::: Exercise inputs :::
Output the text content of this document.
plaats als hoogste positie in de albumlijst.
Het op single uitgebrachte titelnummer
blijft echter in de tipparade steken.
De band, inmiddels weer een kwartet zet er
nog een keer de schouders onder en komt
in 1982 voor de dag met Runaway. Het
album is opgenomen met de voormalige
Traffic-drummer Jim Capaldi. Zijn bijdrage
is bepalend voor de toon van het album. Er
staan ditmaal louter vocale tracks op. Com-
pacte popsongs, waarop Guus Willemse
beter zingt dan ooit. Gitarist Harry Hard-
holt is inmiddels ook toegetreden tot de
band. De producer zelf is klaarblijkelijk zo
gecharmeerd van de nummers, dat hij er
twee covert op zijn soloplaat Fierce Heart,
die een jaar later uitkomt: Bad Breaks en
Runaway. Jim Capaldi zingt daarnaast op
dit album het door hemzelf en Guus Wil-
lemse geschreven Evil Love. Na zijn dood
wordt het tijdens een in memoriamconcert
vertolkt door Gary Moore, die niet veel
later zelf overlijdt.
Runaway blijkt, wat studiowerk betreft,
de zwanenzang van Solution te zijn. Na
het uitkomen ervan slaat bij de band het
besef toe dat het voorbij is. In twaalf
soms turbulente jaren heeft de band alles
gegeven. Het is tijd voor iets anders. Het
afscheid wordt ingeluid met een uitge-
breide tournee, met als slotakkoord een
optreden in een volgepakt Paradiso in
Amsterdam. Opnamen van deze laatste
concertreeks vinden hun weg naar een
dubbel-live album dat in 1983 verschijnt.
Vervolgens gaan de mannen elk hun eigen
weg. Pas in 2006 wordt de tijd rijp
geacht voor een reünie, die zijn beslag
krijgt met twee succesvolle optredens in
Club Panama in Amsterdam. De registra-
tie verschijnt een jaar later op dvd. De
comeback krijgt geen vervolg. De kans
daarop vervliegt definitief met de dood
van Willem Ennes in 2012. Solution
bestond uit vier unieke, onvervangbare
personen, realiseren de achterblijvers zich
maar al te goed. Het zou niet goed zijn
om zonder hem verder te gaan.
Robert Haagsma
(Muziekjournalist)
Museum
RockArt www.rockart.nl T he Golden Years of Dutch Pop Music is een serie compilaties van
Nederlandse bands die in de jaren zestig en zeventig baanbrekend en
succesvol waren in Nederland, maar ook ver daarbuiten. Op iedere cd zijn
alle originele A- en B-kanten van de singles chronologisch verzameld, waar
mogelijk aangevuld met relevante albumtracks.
:::
Reproduce every record above exactly as it appears.

Output the text content of this document.
plaats als hoogste positie in de albumlijst.
Het op single uitgebrachte titelnummer
blijft echter in de tipparade steken.
De band, inmiddels weer een kwartet zet er
nog een keer de schouders onder en komt
in 1982 voor de dag met Runaway. Het
album is opgenomen met de voormalige
Traffic-drummer Jim Capaldi. Zijn bijdrage
is bepalend voor de toon van het album. Er
staan ditmaal louter vocale tracks op. Com-
pacte popsongs, waarop Guus Willemse
beter zingt dan ooit. Gitarist Harry Hard-
holt is inmiddels ook toegetreden tot de
band. De producer zelf is klaarblijkelijk zo
gecharmeerd van de nummers, dat hij er
twee covert op zijn soloplaat Fierce Heart,
die een jaar later uitkomt: Bad Breaks en
Runaway. Jim Capaldi zingt daarnaast op
dit album het door hemzelf en Guus Wil-
lemse geschreven Evil Love. Na zijn dood
wordt het tijdens een in memoriamconcert
vertolkt door Gary Moore, die niet veel
later zelf overlijdt.
Runaway blijkt, wat studiowerk betreft,
de zwanenzang van Solution te zijn. Na
het uitkomen ervan slaat bij de band het
besef toe dat het voorbij is. In twaalf
soms turbulente jaren heeft de band alles
gegeven. Het is tijd voor iets anders. Het
afscheid wordt ingeluid met een uitge-
breide tournee, met als slotakkoord een
optreden in een volgepakt Paradiso in
Amsterdam. Opnamen van deze laatste
concertreeks vinden hun weg naar een
dubbel-live album dat in 1983 verschijnt.
Vervolgens gaan de mannen elk hun eigen
weg. Pas in 2006 wordt de tijd rijp
geacht voor een reünie, die zijn beslag
krijgt met twee succesvolle optredens in
Club Panama in Amsterdam. De registra-
tie verschijnt een jaar later op dvd. De
comeback krijgt geen vervolg. De kans
daarop vervliegt definitief met de dood
van Willem Ennes in 2012. Solution
bestond uit vier unieke, onvervangbare
personen, realiseren de achterblijvers zich
maar al te goed. Het zou niet goed zijn
om zonder hem verder te gaan.
Robert Haagsma
(Muziekjournalist)
Museum
RockArt www.rockart.nl T he Golden Years of Dutch Pop Music is een serie compilaties van
Nederlandse bands die in de jaren zestig en zeventig baanbrekend en
succesvol waren in Nederland, maar ook ver daarbuiten. Op iedere cd zijn
alle originele A- en B-kanten van de singles chronologisch verzameld, waar
mogelijk aangevuld met relevante albumtracks.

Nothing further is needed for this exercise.